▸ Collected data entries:
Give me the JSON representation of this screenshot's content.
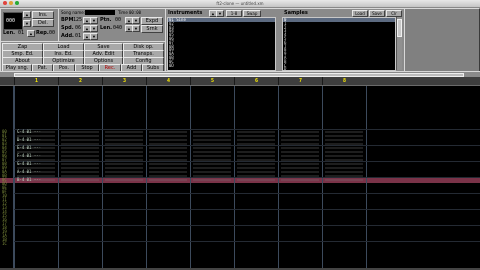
{
  "window": {
    "title": "ft2-clone — untitled.xm"
  },
  "position_panel": {
    "pos_value": "000",
    "btn_ins": "Ins.",
    "btn_del": "Del.",
    "song_len_label": "Len.",
    "song_len_value": "01",
    "repstart_label": "Rep.",
    "repstart_value": "00"
  },
  "top_labels": {
    "song_name_label": "Song name:",
    "song_name_value": "",
    "time_label": "Time",
    "time_value": "00:00"
  },
  "song_settings": {
    "bpm_label": "BPM",
    "bpm_value": "125",
    "spd_label": "Spd.",
    "spd_value": "06",
    "add_label": "Add.",
    "add_value": "01",
    "ptn_label": "Ptn.",
    "ptn_value": "00",
    "ptnlen_label": "Len.",
    "ptnlen_value": "040",
    "expand_label": "Expd",
    "shrink_label": "Srnk"
  },
  "menu_buttons": [
    [
      "Zap",
      "Load",
      "Save",
      "Disk op."
    ],
    [
      "Smp. Ed.",
      "Ins. Ed.",
      "Adv. Edit",
      "Transps."
    ],
    [
      "About",
      "Optimize",
      "Options",
      "Config"
    ],
    [
      "Play sng.",
      "Pat.",
      "Pos.",
      "Stop",
      "Rec.",
      "Add",
      "Subs"
    ]
  ],
  "instruments": {
    "title": "Instruments",
    "tab_buttons": [
      "1-8",
      "Swap"
    ],
    "items": [
      "01 Sine",
      "02",
      "03",
      "04",
      "05",
      "06",
      "07",
      "08",
      "09",
      "0A",
      "0B",
      "0C",
      "0D"
    ],
    "selected_index": 0
  },
  "samples": {
    "title": "Samples",
    "tab_buttons": [
      "Load",
      "Save",
      "Clr"
    ],
    "items": [
      "0",
      "1",
      "2",
      "3",
      "4",
      "5",
      "6",
      "7",
      "8",
      "9",
      "A",
      "B",
      "C",
      "D",
      "E"
    ],
    "selected_index": 0
  },
  "channels": [
    "1",
    "2",
    "3",
    "4",
    "5",
    "6",
    "7",
    "8"
  ],
  "pattern": {
    "rows_visible": [
      "00",
      "01",
      "02",
      "03",
      "04",
      "05",
      "06",
      "07",
      "08",
      "09",
      "0A",
      "0B",
      "0C",
      "0D",
      "0E",
      "0F",
      "10",
      "11",
      "12",
      "13",
      "14",
      "15",
      "16",
      "17",
      "18",
      "19",
      "1A",
      "1B",
      "1C"
    ],
    "current_row": "0C",
    "cursor_channel": "1",
    "notes": [
      {
        "row": "00",
        "text": "C-4 01 ---"
      },
      {
        "row": "02",
        "text": "D-4 01 ---"
      },
      {
        "row": "04",
        "text": "E-4 01 ---"
      },
      {
        "row": "06",
        "text": "F-4 01 ---"
      },
      {
        "row": "08",
        "text": "G-4 01 ---"
      },
      {
        "row": "0A",
        "text": "A-4 01 ---"
      },
      {
        "row": "0C",
        "text": "B-4 01 ---"
      }
    ]
  },
  "colors": {
    "panel": "#8a8a8a",
    "cursor": "#7a3348",
    "channel_number": "#fff000",
    "row_number": "#7f8f3c",
    "separator": "#3c4a5c"
  }
}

▸ JOB: Write the records out once more, exactly as they appear, with no pictures.

▸ SOLUTION TO THIS TASK:
Give me the JSON representation of this screenshot's content.
{
  "window": {
    "title": "ft2-clone — untitled.xm"
  },
  "position_panel": {
    "pos_value": "000",
    "btn_ins": "Ins.",
    "btn_del": "Del.",
    "song_len_label": "Len.",
    "song_len_value": "01",
    "repstart_label": "Rep.",
    "repstart_value": "00"
  },
  "top_labels": {
    "song_name_label": "Song name:",
    "song_name_value": "",
    "time_label": "Time",
    "time_value": "00:00"
  },
  "song_settings": {
    "bpm_label": "BPM",
    "bpm_value": "125",
    "spd_label": "Spd.",
    "spd_value": "06",
    "add_label": "Add.",
    "add_value": "01",
    "ptn_label": "Ptn.",
    "ptn_value": "00",
    "ptnlen_label": "Len.",
    "ptnlen_value": "040",
    "expand_label": "Expd",
    "shrink_label": "Srnk"
  },
  "menu_buttons": [
    [
      "Zap",
      "Load",
      "Save",
      "Disk op."
    ],
    [
      "Smp. Ed.",
      "Ins. Ed.",
      "Adv. Edit",
      "Transps."
    ],
    [
      "About",
      "Optimize",
      "Options",
      "Config"
    ],
    [
      "Play sng.",
      "Pat.",
      "Pos.",
      "Stop",
      "Rec.",
      "Add",
      "Subs"
    ]
  ],
  "instruments": {
    "title": "Instruments",
    "tab_buttons": [
      "1-8",
      "Swap"
    ],
    "items": [
      "01 Sine",
      "02",
      "03",
      "04",
      "05",
      "06",
      "07",
      "08",
      "09",
      "0A",
      "0B",
      "0C",
      "0D"
    ],
    "selected_index": 0
  },
  "samples": {
    "title": "Samples",
    "tab_buttons": [
      "Load",
      "Save",
      "Clr"
    ],
    "items": [
      "0",
      "1",
      "2",
      "3",
      "4",
      "5",
      "6",
      "7",
      "8",
      "9",
      "A",
      "B",
      "C",
      "D",
      "E"
    ],
    "selected_index": 0
  },
  "channels": [
    "1",
    "2",
    "3",
    "4",
    "5",
    "6",
    "7",
    "8"
  ],
  "pattern": {
    "rows_visible": [
      "00",
      "01",
      "02",
      "03",
      "04",
      "05",
      "06",
      "07",
      "08",
      "09",
      "0A",
      "0B",
      "0C",
      "0D",
      "0E",
      "0F",
      "10",
      "11",
      "12",
      "13",
      "14",
      "15",
      "16",
      "17",
      "18",
      "19",
      "1A",
      "1B",
      "1C"
    ],
    "current_row": "0C",
    "cursor_channel": "1",
    "notes": [
      {
        "row": "00",
        "text": "C-4 01 ---"
      },
      {
        "row": "02",
        "text": "D-4 01 ---"
      },
      {
        "row": "04",
        "text": "E-4 01 ---"
      },
      {
        "row": "06",
        "text": "F-4 01 ---"
      },
      {
        "row": "08",
        "text": "G-4 01 ---"
      },
      {
        "row": "0A",
        "text": "A-4 01 ---"
      },
      {
        "row": "0C",
        "text": "B-4 01 ---"
      }
    ]
  },
  "colors": {
    "panel": "#8a8a8a",
    "cursor": "#7a3348",
    "channel_number": "#fff000",
    "row_number": "#7f8f3c",
    "separator": "#3c4a5c"
  }
}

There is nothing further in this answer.